Stored data:
▬▬▬▬▬▬▬▬▬▬

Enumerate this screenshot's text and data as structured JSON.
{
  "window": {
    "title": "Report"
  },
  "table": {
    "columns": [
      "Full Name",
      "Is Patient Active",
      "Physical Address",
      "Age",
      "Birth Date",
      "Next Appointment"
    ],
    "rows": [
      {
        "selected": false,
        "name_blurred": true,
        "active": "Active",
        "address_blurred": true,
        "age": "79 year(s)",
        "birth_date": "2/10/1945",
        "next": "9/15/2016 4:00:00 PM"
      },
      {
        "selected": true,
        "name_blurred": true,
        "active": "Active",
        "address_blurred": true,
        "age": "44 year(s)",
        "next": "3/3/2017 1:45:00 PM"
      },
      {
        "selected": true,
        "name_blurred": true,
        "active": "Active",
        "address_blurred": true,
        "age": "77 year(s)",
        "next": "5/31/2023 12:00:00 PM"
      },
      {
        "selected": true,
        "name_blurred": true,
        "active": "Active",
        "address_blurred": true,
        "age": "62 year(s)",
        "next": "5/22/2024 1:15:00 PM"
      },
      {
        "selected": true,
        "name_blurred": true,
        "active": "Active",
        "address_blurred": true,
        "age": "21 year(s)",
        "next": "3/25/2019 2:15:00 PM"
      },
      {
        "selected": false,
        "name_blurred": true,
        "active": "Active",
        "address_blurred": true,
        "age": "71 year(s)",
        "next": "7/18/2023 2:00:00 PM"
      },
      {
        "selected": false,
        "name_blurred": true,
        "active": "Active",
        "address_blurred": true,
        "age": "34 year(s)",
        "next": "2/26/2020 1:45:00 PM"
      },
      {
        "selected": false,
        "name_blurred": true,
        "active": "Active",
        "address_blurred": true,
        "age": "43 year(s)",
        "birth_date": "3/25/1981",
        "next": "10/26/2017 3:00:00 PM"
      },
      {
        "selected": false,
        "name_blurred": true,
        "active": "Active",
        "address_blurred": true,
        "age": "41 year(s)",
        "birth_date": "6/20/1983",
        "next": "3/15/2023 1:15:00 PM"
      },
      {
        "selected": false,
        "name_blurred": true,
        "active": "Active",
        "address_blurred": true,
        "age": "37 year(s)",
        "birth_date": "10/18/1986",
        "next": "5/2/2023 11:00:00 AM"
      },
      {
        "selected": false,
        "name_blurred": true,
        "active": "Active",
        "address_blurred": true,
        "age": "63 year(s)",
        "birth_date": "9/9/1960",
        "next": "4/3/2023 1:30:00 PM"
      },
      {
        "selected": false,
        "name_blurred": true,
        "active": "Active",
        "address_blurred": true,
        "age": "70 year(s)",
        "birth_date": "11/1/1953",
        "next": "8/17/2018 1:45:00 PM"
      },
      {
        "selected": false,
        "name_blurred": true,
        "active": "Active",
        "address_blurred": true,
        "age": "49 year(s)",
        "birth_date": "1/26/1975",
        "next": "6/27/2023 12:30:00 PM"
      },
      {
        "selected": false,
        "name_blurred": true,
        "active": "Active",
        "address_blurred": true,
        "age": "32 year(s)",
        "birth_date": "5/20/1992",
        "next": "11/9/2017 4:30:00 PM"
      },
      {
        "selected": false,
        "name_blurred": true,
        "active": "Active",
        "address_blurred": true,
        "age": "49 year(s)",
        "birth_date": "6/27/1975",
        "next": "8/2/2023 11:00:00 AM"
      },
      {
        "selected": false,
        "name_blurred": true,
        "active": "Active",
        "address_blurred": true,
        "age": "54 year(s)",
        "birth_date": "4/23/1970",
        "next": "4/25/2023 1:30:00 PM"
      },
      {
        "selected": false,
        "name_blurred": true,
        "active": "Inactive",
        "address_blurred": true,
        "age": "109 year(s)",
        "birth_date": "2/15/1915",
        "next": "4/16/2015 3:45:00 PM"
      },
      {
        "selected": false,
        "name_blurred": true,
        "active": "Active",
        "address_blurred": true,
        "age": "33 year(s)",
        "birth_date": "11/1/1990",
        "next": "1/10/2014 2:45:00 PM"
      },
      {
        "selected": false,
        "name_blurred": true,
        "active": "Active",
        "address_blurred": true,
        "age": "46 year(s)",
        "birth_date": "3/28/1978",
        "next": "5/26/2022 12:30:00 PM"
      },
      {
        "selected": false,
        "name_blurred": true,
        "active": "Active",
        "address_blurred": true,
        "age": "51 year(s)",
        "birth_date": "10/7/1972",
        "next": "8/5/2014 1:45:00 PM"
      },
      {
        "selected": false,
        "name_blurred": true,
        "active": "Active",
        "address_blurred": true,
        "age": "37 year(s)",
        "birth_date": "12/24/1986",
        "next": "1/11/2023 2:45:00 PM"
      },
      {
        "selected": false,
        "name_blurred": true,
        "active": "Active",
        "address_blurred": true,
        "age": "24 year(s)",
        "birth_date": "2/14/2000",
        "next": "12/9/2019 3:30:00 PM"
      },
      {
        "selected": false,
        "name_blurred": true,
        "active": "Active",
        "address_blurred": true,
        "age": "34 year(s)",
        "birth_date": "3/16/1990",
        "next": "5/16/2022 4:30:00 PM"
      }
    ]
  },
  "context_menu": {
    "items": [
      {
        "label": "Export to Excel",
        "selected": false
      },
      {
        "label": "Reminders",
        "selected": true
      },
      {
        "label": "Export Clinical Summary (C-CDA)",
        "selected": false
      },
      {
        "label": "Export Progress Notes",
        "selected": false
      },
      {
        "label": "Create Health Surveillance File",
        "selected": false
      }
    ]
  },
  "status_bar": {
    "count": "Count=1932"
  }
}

▬▬▬▬▬▬▬▬▬▬

» WHAT TO DO
Restate the data above exactly, keeping each word as it stands.

» RESULT FOR THIS EXERCISE
Enumerate this screenshot's text and data as structured JSON.
{
  "window": {
    "title": "Report"
  },
  "table": {
    "columns": [
      "Full Name",
      "Is Patient Active",
      "Physical Address",
      "Age",
      "Birth Date",
      "Next Appointment"
    ],
    "rows": [
      {
        "selected": false,
        "name_blurred": true,
        "active": "Active",
        "address_blurred": true,
        "age": "79 year(s)",
        "birth_date": "2/10/1945",
        "next": "9/15/2016 4:00:00 PM"
      },
      {
        "selected": true,
        "name_blurred": true,
        "active": "Active",
        "address_blurred": true,
        "age": "44 year(s)",
        "next": "3/3/2017 1:45:00 PM"
      },
      {
        "selected": true,
        "name_blurred": true,
        "active": "Active",
        "address_blurred": true,
        "age": "77 year(s)",
        "next": "5/31/2023 12:00:00 PM"
      },
      {
        "selected": true,
        "name_blurred": true,
        "active": "Active",
        "address_blurred": true,
        "age": "62 year(s)",
        "next": "5/22/2024 1:15:00 PM"
      },
      {
        "selected": true,
        "name_blurred": true,
        "active": "Active",
        "address_blurred": true,
        "age": "21 year(s)",
        "next": "3/25/2019 2:15:00 PM"
      },
      {
        "selected": false,
        "name_blurred": true,
        "active": "Active",
        "address_blurred": true,
        "age": "71 year(s)",
        "next": "7/18/2023 2:00:00 PM"
      },
      {
        "selected": false,
        "name_blurred": true,
        "active": "Active",
        "address_blurred": true,
        "age": "34 year(s)",
        "next": "2/26/2020 1:45:00 PM"
      },
      {
        "selected": false,
        "name_blurred": true,
        "active": "Active",
        "address_blurred": true,
        "age": "43 year(s)",
        "birth_date": "3/25/1981",
        "next": "10/26/2017 3:00:00 PM"
      },
      {
        "selected": false,
        "name_blurred": true,
        "active": "Active",
        "address_blurred": true,
        "age": "41 year(s)",
        "birth_date": "6/20/1983",
        "next": "3/15/2023 1:15:00 PM"
      },
      {
        "selected": false,
        "name_blurred": true,
        "active": "Active",
        "address_blurred": true,
        "age": "37 year(s)",
        "birth_date": "10/18/1986",
        "next": "5/2/2023 11:00:00 AM"
      },
      {
        "selected": false,
        "name_blurred": true,
        "active": "Active",
        "address_blurred": true,
        "age": "63 year(s)",
        "birth_date": "9/9/1960",
        "next": "4/3/2023 1:30:00 PM"
      },
      {
        "selected": false,
        "name_blurred": true,
        "active": "Active",
        "address_blurred": true,
        "age": "70 year(s)",
        "birth_date": "11/1/1953",
        "next": "8/17/2018 1:45:00 PM"
      },
      {
        "selected": false,
        "name_blurred": true,
        "active": "Active",
        "address_blurred": true,
        "age": "49 year(s)",
        "birth_date": "1/26/1975",
        "next": "6/27/2023 12:30:00 PM"
      },
      {
        "selected": false,
        "name_blurred": true,
        "active": "Active",
        "address_blurred": true,
        "age": "32 year(s)",
        "birth_date": "5/20/1992",
        "next": "11/9/2017 4:30:00 PM"
      },
      {
        "selected": false,
        "name_blurred": true,
        "active": "Active",
        "address_blurred": true,
        "age": "49 year(s)",
        "birth_date": "6/27/1975",
        "next": "8/2/2023 11:00:00 AM"
      },
      {
        "selected": false,
        "name_blurred": true,
        "active": "Active",
        "address_blurred": true,
        "age": "54 year(s)",
        "birth_date": "4/23/1970",
        "next": "4/25/2023 1:30:00 PM"
      },
      {
        "selected": false,
        "name_blurred": true,
        "active": "Inactive",
        "address_blurred": true,
        "age": "109 year(s)",
        "birth_date": "2/15/1915",
        "next": "4/16/2015 3:45:00 PM"
      },
      {
        "selected": false,
        "name_blurred": true,
        "active": "Active",
        "address_blurred": true,
        "age": "33 year(s)",
        "birth_date": "11/1/1990",
        "next": "1/10/2014 2:45:00 PM"
      },
      {
        "selected": false,
        "name_blurred": true,
        "active": "Active",
        "address_blurred": true,
        "age": "46 year(s)",
        "birth_date": "3/28/1978",
        "next": "5/26/2022 12:30:00 PM"
      },
      {
        "selected": false,
        "name_blurred": true,
        "active": "Active",
        "address_blurred": true,
        "age": "51 year(s)",
        "birth_date": "10/7/1972",
        "next": "8/5/2014 1:45:00 PM"
      },
      {
        "selected": false,
        "name_blurred": true,
        "active": "Active",
        "address_blurred": true,
        "age": "37 year(s)",
        "birth_date": "12/24/1986",
        "next": "1/11/2023 2:45:00 PM"
      },
      {
        "selected": false,
        "name_blurred": true,
        "active": "Active",
        "address_blurred": true,
        "age": "24 year(s)",
        "birth_date": "2/14/2000",
        "next": "12/9/2019 3:30:00 PM"
      },
      {
        "selected": false,
        "name_blurred": true,
        "active": "Active",
        "address_blurred": true,
        "age": "34 year(s)",
        "birth_date": "3/16/1990",
        "next": "5/16/2022 4:30:00 PM"
      }
    ]
  },
  "context_menu": {
    "items": [
      {
        "label": "Export to Excel",
        "selected": false
      },
      {
        "label": "Reminders",
        "selected": true
      },
      {
        "label": "Export Clinical Summary (C-CDA)",
        "selected": false
      },
      {
        "label": "Export Progress Notes",
        "selected": false
      },
      {
        "label": "Create Health Surveillance File",
        "selected": false
      }
    ]
  },
  "status_bar": {
    "count": "Count=1932"
  }
}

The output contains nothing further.